SET TASK: Read through the entries below and return each line with the word "this".

SUPPLIED DATA:
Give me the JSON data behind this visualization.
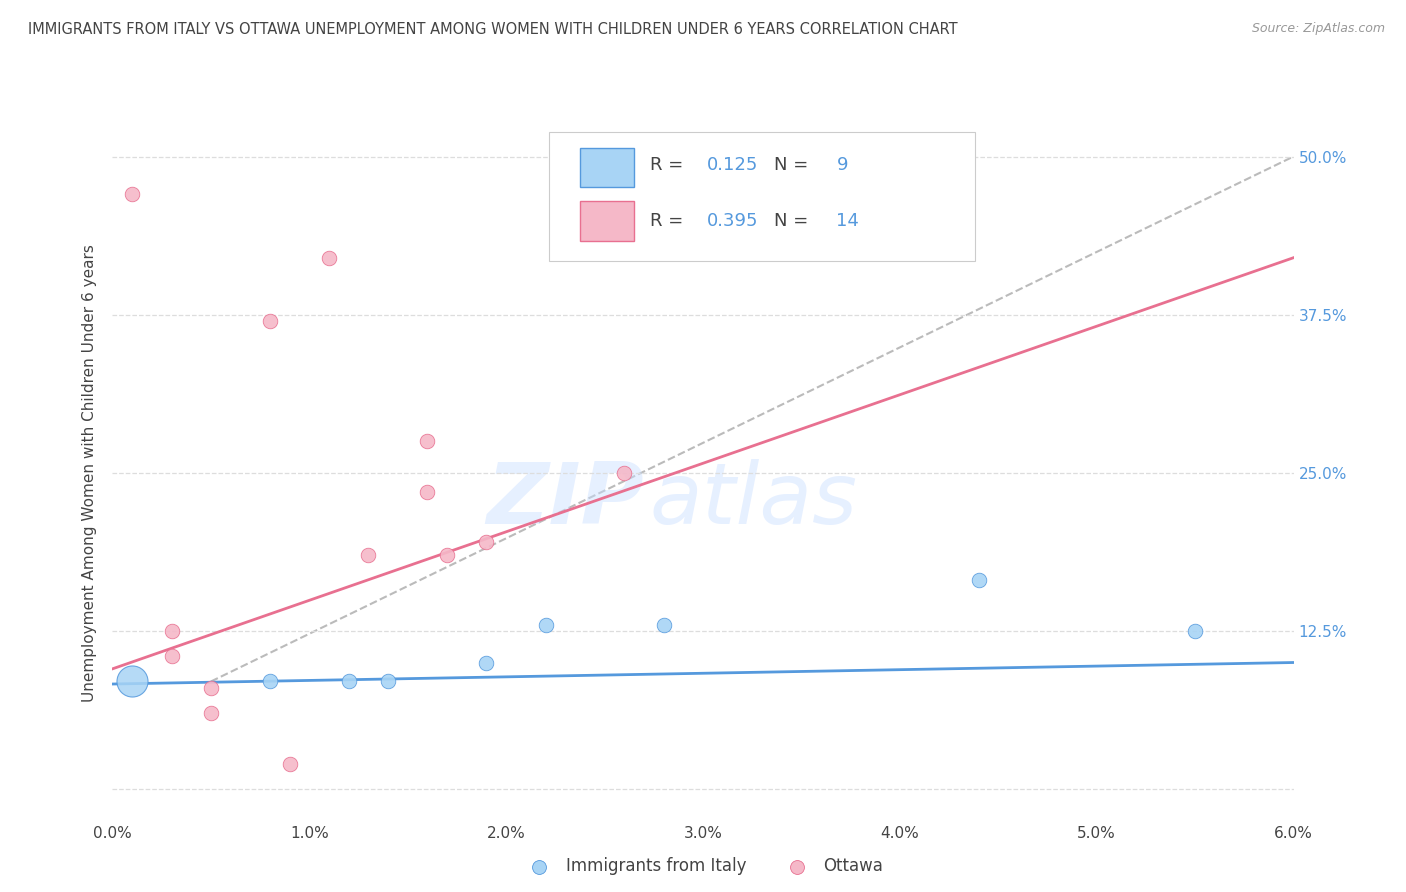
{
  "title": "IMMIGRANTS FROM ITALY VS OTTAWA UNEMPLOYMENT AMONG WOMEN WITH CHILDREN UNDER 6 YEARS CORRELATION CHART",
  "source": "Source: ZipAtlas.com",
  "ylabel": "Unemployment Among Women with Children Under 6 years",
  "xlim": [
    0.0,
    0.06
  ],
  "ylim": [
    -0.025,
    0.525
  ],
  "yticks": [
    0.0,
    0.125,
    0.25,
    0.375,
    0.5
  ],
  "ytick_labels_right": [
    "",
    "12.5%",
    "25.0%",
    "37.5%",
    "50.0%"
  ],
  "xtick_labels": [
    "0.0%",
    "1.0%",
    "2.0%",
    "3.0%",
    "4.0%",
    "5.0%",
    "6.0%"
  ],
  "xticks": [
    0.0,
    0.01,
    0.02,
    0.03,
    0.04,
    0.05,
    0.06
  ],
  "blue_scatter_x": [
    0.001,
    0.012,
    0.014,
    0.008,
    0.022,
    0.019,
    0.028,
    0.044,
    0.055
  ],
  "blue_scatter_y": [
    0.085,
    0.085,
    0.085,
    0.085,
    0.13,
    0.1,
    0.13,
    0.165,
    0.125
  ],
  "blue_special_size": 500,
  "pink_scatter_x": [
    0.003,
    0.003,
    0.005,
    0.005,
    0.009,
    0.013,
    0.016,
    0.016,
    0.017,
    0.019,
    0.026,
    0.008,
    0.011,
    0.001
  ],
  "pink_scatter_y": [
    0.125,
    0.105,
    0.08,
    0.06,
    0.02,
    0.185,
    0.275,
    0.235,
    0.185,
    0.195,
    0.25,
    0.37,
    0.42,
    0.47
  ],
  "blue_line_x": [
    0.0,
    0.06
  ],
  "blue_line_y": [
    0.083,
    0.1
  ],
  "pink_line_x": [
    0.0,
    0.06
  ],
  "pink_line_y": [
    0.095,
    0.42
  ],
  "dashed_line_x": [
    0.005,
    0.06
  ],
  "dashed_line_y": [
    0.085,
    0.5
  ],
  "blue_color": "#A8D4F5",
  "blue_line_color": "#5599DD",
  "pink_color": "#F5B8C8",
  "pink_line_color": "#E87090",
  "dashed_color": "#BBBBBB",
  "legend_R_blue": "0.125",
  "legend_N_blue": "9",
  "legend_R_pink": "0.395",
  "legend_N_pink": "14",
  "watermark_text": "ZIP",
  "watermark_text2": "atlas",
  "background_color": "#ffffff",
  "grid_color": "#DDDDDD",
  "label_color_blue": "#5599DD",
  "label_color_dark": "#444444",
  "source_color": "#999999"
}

--

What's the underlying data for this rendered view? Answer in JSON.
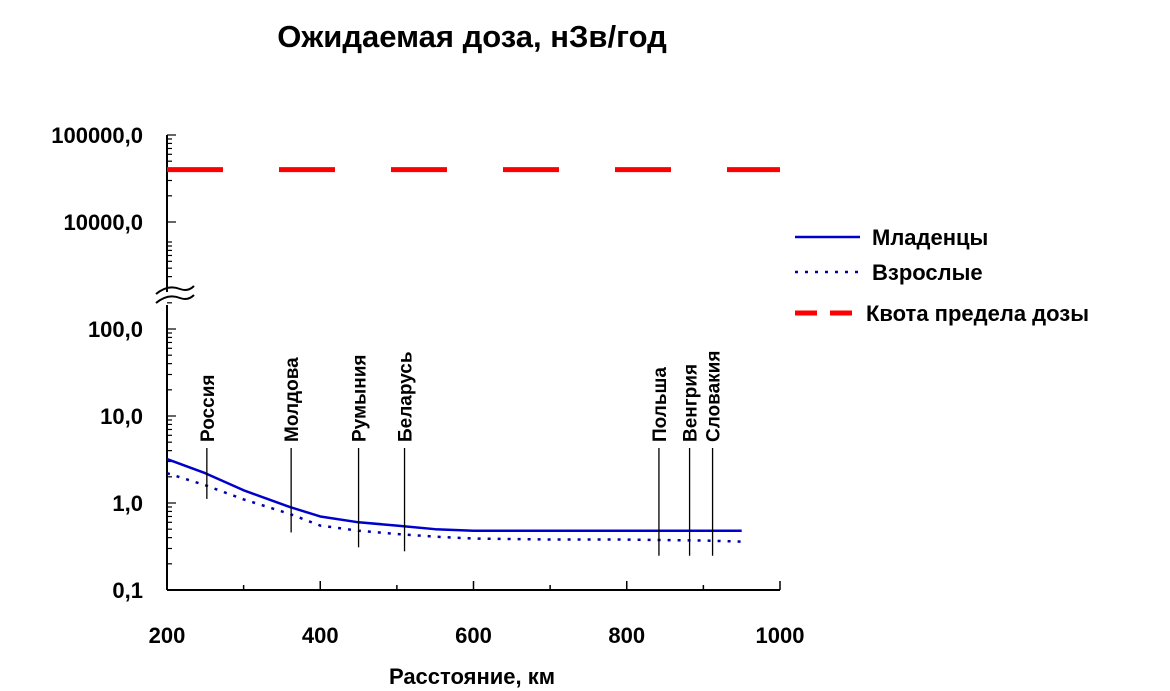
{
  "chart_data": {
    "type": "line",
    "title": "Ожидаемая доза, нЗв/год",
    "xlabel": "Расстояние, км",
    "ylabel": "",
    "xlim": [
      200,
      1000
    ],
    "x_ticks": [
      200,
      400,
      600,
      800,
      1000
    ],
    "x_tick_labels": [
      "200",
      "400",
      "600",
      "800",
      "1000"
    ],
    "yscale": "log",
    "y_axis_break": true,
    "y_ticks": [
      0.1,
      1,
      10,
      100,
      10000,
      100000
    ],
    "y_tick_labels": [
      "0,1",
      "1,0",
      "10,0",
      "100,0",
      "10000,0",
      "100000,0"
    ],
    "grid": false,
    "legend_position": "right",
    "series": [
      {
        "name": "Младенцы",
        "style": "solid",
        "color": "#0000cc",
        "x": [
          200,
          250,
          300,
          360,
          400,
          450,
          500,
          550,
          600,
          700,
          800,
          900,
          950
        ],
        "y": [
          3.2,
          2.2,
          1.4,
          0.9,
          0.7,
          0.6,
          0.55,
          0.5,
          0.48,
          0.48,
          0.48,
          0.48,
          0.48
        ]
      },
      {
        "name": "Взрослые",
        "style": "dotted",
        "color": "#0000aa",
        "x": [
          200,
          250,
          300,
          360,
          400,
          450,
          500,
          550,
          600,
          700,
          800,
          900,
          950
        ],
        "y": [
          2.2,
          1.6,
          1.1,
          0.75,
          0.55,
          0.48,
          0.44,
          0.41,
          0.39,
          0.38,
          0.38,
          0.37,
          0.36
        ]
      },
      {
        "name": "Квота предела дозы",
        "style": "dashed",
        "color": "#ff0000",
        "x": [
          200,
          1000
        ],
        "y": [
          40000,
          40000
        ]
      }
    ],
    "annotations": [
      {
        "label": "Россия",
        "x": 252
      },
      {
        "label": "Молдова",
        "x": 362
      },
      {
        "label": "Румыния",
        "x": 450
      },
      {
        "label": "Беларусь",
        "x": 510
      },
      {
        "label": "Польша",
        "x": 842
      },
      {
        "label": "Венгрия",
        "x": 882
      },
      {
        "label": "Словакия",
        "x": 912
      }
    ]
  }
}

WORKED ANSWER:
Give me the JSON data behind this visualization.
What's the underlying data for this rendered view? Answer in JSON.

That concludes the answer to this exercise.